Task directions:
Write out the entries below once more, exactly, with the pictures left out.

--- Begin ---

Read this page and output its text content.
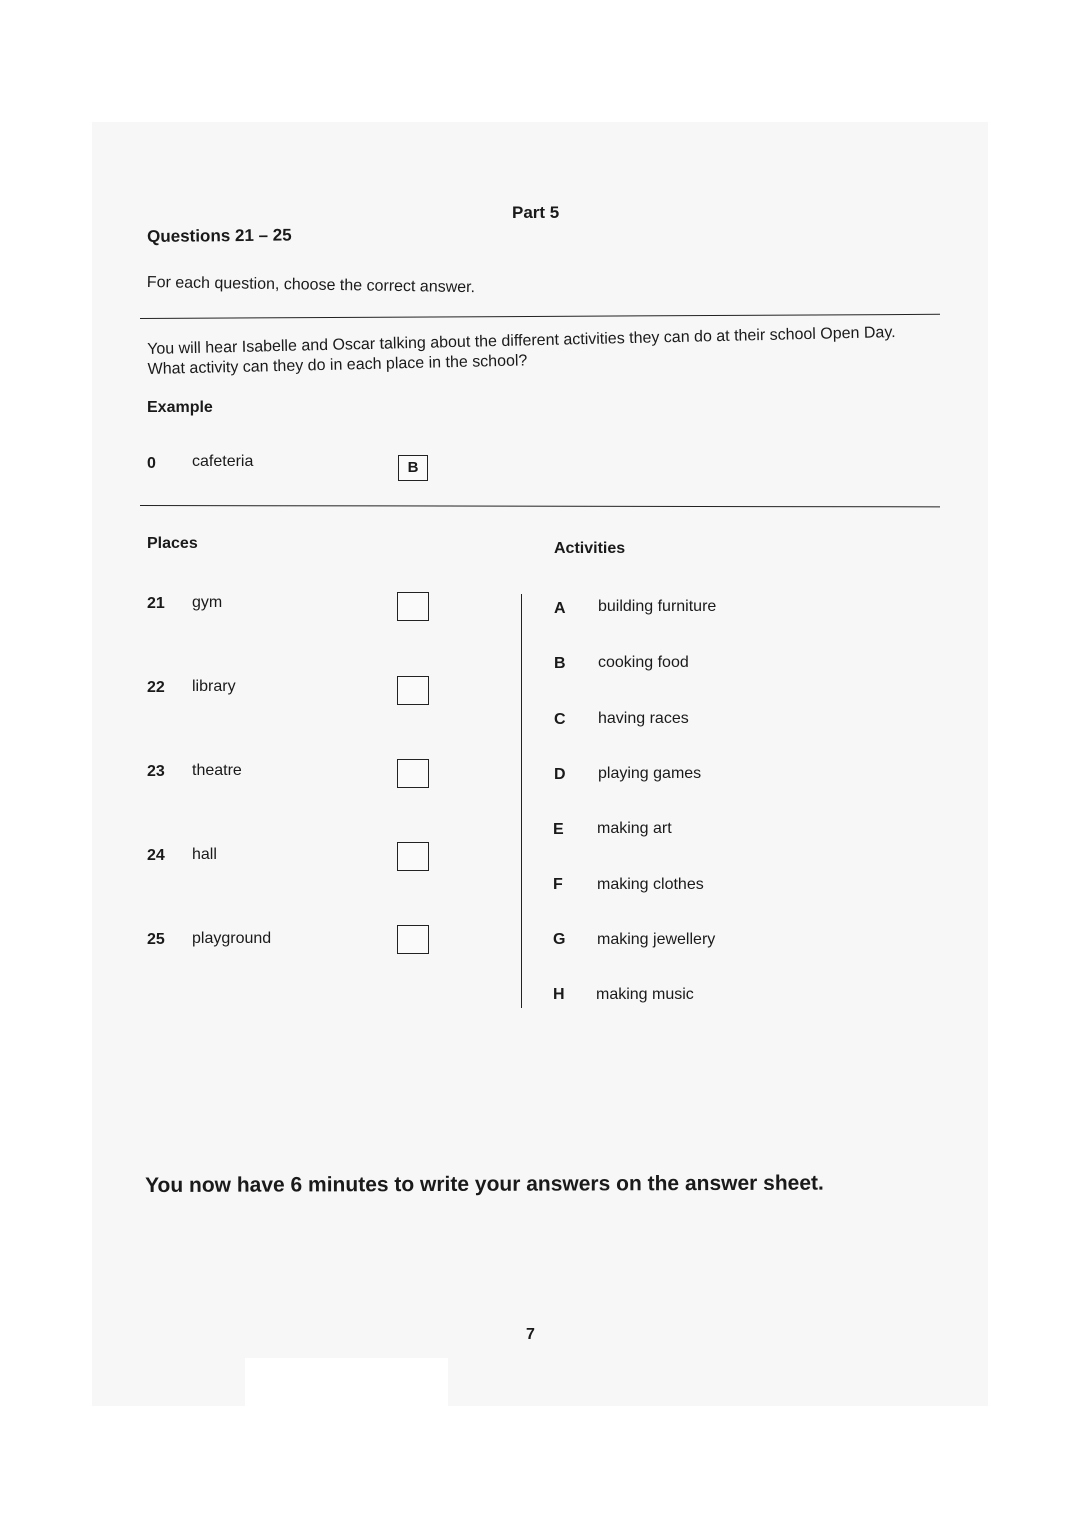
Part 5
Questions 21 – 25
For each question, choose the correct answer.
You will hear Isabelle and Oscar talking about the different activities they can do at their school Open Day. What activity can they do in each place in the school?
Example
0 cafeteria	B
Places	Activities
21 gym
22 library
23 theatre
24 hall
25 playground
A building furniture
B cooking food
C having races
D playing games
E making art
F making clothes
G making jewellery
H making music
You now have 6 minutes to write your answers on the answer sheet.
7
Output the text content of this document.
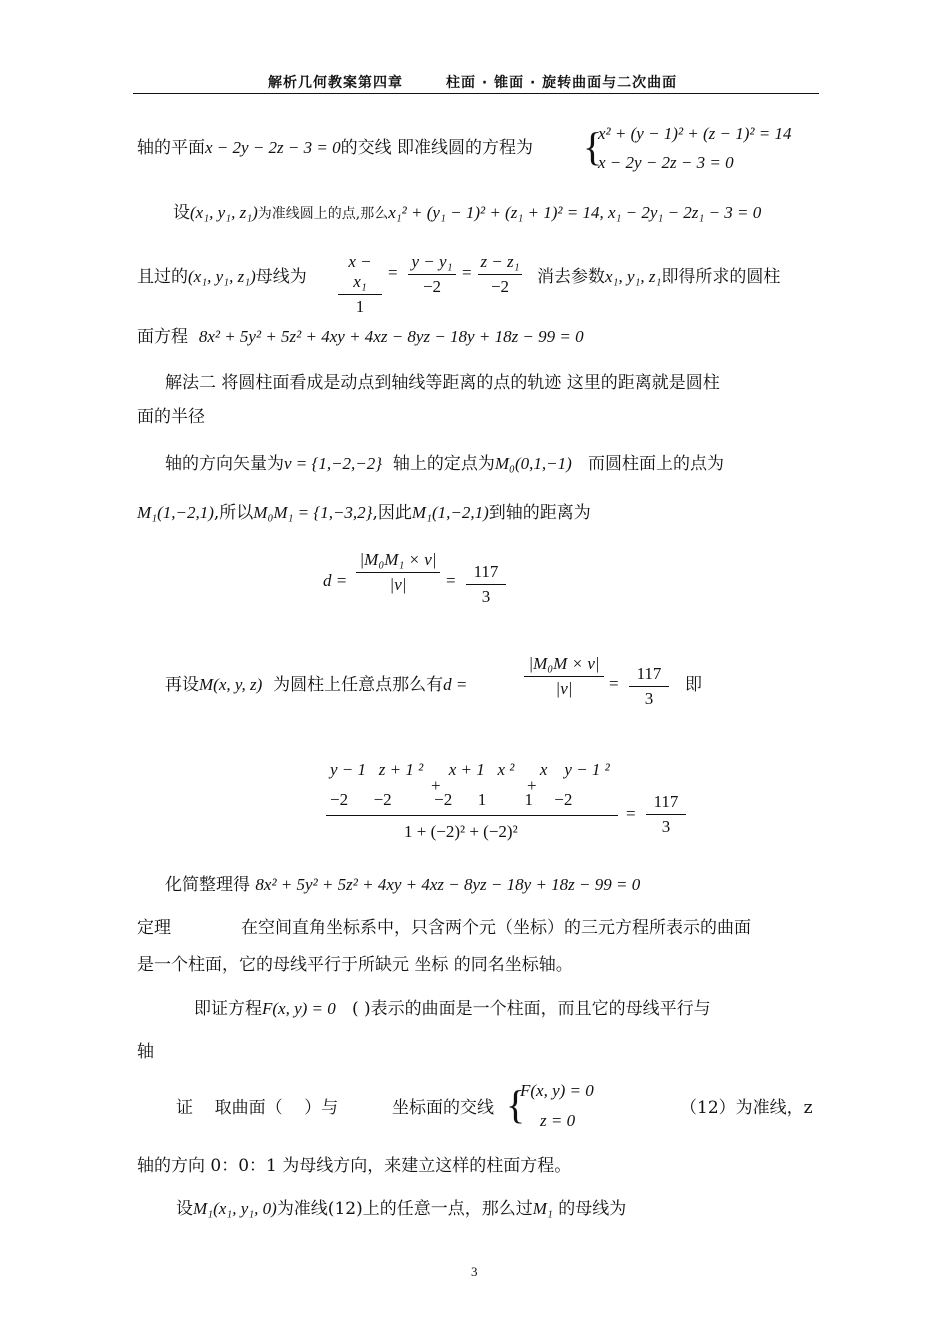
解析几何教案第四章	柱面 · 锥面 · 旋转曲面与二次曲面
轴的平面x − 2y − 2z − 3 = 0的交线 即准线圆的方程为 {
x² + (y − 1)² + (z − 1)² = 14
x − 2y − 2z − 3 = 0
设(x₁, y₁, z₁)为准线圆上的点,那么x₁² + (y₁ − 1)² + (z₁ + 1)² = 14, x₁ − 2y₁ − 2z₁ − 3 = 0
且过的(x₁, y₁, z₁)母线为 $\frac{\text{x − x₁}}{1} = \frac{\text{y − y₁}}{-2} = \frac{\text{z − z₁}}{-2}$ 消去参数x₁, y₁, z₁即得所求的圆柱
面方程 8x² + 5y² + 5z² + 4xy + 4xz − 8yz − 18y + 18z − 99 = 0
解法二 将圆柱面看成是动点到轴线等距离的点的轨迹 这里的距离就是圆柱
面的半径
轴的方向矢量为v = {1,−2,−2} 轴上的定点为M₀(0,1,−1) 而圆柱面上的点为
M₁(1,−2,1),所以M₀M₁ = {1,−3,2},因此M₁(1,−2,1)到轴的距离为
$d = \frac{\text{|M₀M₁ × v|}}{|v|} = \frac{117}{3}$
再设M(x, y, z) 为圆柱上任意点那么有d =	$\frac{\text{|M₀M × v|}}{|v|} = \frac{117}{3}$ 即
y − 1   z + 1 ²      x + 1   x ²      x    y − 1 ²
−2      −2          −2      1         1     −2
+	+
1 + (−2)² + (−2)²
= $\frac{117}{3}$
化简整理得 8x² + 5y² + 5z² + 4xy + 4xz − 8yz − 18y + 18z − 99 = 0
定理	在空间直角坐标系中，只含两个元（坐标）的三元方程所表示的曲面
是一个柱面，它的母线平行于所缺元 坐标 的同名坐标轴。
即证方程F(x, y) = 0 ( )表示的曲面是一个柱面，而且它的母线平行与
轴
证    取曲面（    ）与	坐标面的交线 {
F(x, y) = 0
z = 0
（12）为准线，z
轴的方向 0：0：1 为母线方向，来建立这样的柱面方程。
设M₁(x₁, y₁, 0)为准线(12)上的任意一点，那么过M₁ 的母线为
3
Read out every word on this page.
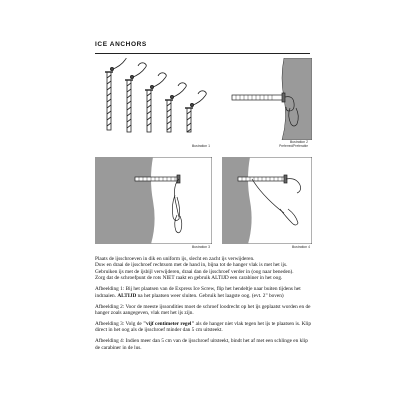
ICE ANCHORS
Illustration 1
Illustration 2
Preferred/Preferable
Illustration 3	Illustration 4

Plaats de ijsschroeven in dik en uniform ijs, slecht en zacht ijs verwijderen.
Duw en draai de ijsschroef rechtsom met de hand in, bijna tot de hanger vlak is met het ijs.
Gebruiken ijs met de ijsbijl verwijderen, draai dan de ijsschroef verder in (oog naar beneden).
Zorg dat de schroefpunt de rots NIET raakt en gebruik ALTIJD een carabiner in het oog.

Afbeelding 1: Bij het plaatsen van de Express Ice Screw, flip het hendeltje naar buiten tijdens het indraaien. ALTIJD na het plaatsen weer sluiten. Gebruik het laagste oog. (evt. 2" boven)

Afbeelding 2: Voor de meeste ijssondities moet de schroef loodrecht op het ijs geplaatst worden en de hanger zoals aangegeven, vlak met het ijs zijn.

Afbeelding 3: Volg de "vijf centimeter regel" als de hanger niet vlak tegen het ijs te plaatsen is. Klip direct in het oog als de ijsschroef minder dan 5 cm uitsteekt.

Afbeelding 4: Indien meer dan 5 cm van de ijsschroef uitsteekt, bindt het af met een schlinge en klip de carabiner in de lus.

--- End ---

Task result:
Read this page and output its text content.
Part 5
Questions 21 – 25
For each question, choose the correct answer.
You will hear Isabelle and Oscar talking about the different activities they can do at their school Open Day. What activity can they do in each place in the school?
Example
0 cafeteria	B
Places	Activities
21 gym
22 library
23 theatre
24 hall
25 playground
A building furniture
B cooking food
C having races
D playing games
E making art
F making clothes
G making jewellery
H making music
You now have 6 minutes to write your answers on the answer sheet.
7
Output the text content of this document.
解析几何教案第四章	柱面 · 锥面 · 旋转曲面与二次曲面
轴的平面x − 2y − 2z − 3 = 0的交线 即准线圆的方程为 {
x² + (y − 1)² + (z − 1)² = 14
x − 2y − 2z − 3 = 0
设(x₁, y₁, z₁)为准线圆上的点,那么x₁² + (y₁ − 1)² + (z₁ + 1)² = 14, x₁ − 2y₁ − 2z₁ − 3 = 0
且过的(x₁, y₁, z₁)母线为 $\frac{\text{x − x₁}}{1} = \frac{\text{y − y₁}}{-2} = \frac{\text{z − z₁}}{-2}$ 消去参数x₁, y₁, z₁即得所求的圆柱
面方程 8x² + 5y² + 5z² + 4xy + 4xz − 8yz − 18y + 18z − 99 = 0
解法二 将圆柱面看成是动点到轴线等距离的点的轨迹 这里的距离就是圆柱
面的半径
轴的方向矢量为v = {1,−2,−2} 轴上的定点为M₀(0,1,−1) 而圆柱面上的点为
M₁(1,−2,1),所以M₀M₁ = {1,−3,2},因此M₁(1,−2,1)到轴的距离为
$d = \frac{\text{|M₀M₁ × v|}}{|v|} = \frac{117}{3}$
再设M(x, y, z) 为圆柱上任意点那么有d =	$\frac{\text{|M₀M × v|}}{|v|} = \frac{117}{3}$ 即
y − 1   z + 1 ²      x + 1   x ²      x    y − 1 ²
−2      −2          −2      1         1     −2
+	+
1 + (−2)² + (−2)²
= $\frac{117}{3}$
化简整理得 8x² + 5y² + 5z² + 4xy + 4xz − 8yz − 18y + 18z − 99 = 0
定理	在空间直角坐标系中，只含两个元（坐标）的三元方程所表示的曲面
是一个柱面，它的母线平行于所缺元 坐标 的同名坐标轴。
即证方程F(x, y) = 0 ( )表示的曲面是一个柱面，而且它的母线平行与
轴
证    取曲面（    ）与	坐标面的交线 {
F(x, y) = 0
z = 0
（12）为准线，z
轴的方向 0：0：1 为母线方向，来建立这样的柱面方程。
设M₁(x₁, y₁, 0)为准线(12)上的任意一点，那么过M₁ 的母线为
3
Read out every word on this page.
ICE ANCHORS
Illustration 1
Illustration 2
Preferred/Preferable
Illustration 3	Illustration 4

Plaats de ijsschroeven in dik en uniform ijs, slecht en zacht ijs verwijderen.
Duw en draai de ijsschroef rechtsom met de hand in, bijna tot de hanger vlak is met het ijs.
Gebruiken ijs met de ijsbijl verwijderen, draai dan de ijsschroef verder in (oog naar beneden).
Zorg dat de schroefpunt de rots NIET raakt en gebruik ALTIJD een carabiner in het oog.

Afbeelding 1: Bij het plaatsen van de Express Ice Screw, flip het hendeltje naar buiten tijdens het indraaien. ALTIJD na het plaatsen weer sluiten. Gebruik het laagste oog. (evt. 2" boven)

Afbeelding 2: Voor de meeste ijssondities moet de schroef loodrecht op het ijs geplaatst worden en de hanger zoals aangegeven, vlak met het ijs zijn.

Afbeelding 3: Volg de "vijf centimeter regel" als de hanger niet vlak tegen het ijs te plaatsen is. Klip direct in het oog als de ijsschroef minder dan 5 cm uitsteekt.

Afbeelding 4: Indien meer dan 5 cm van de ijsschroef uitsteekt, bindt het af met een schlinge en klip de carabiner in de lus.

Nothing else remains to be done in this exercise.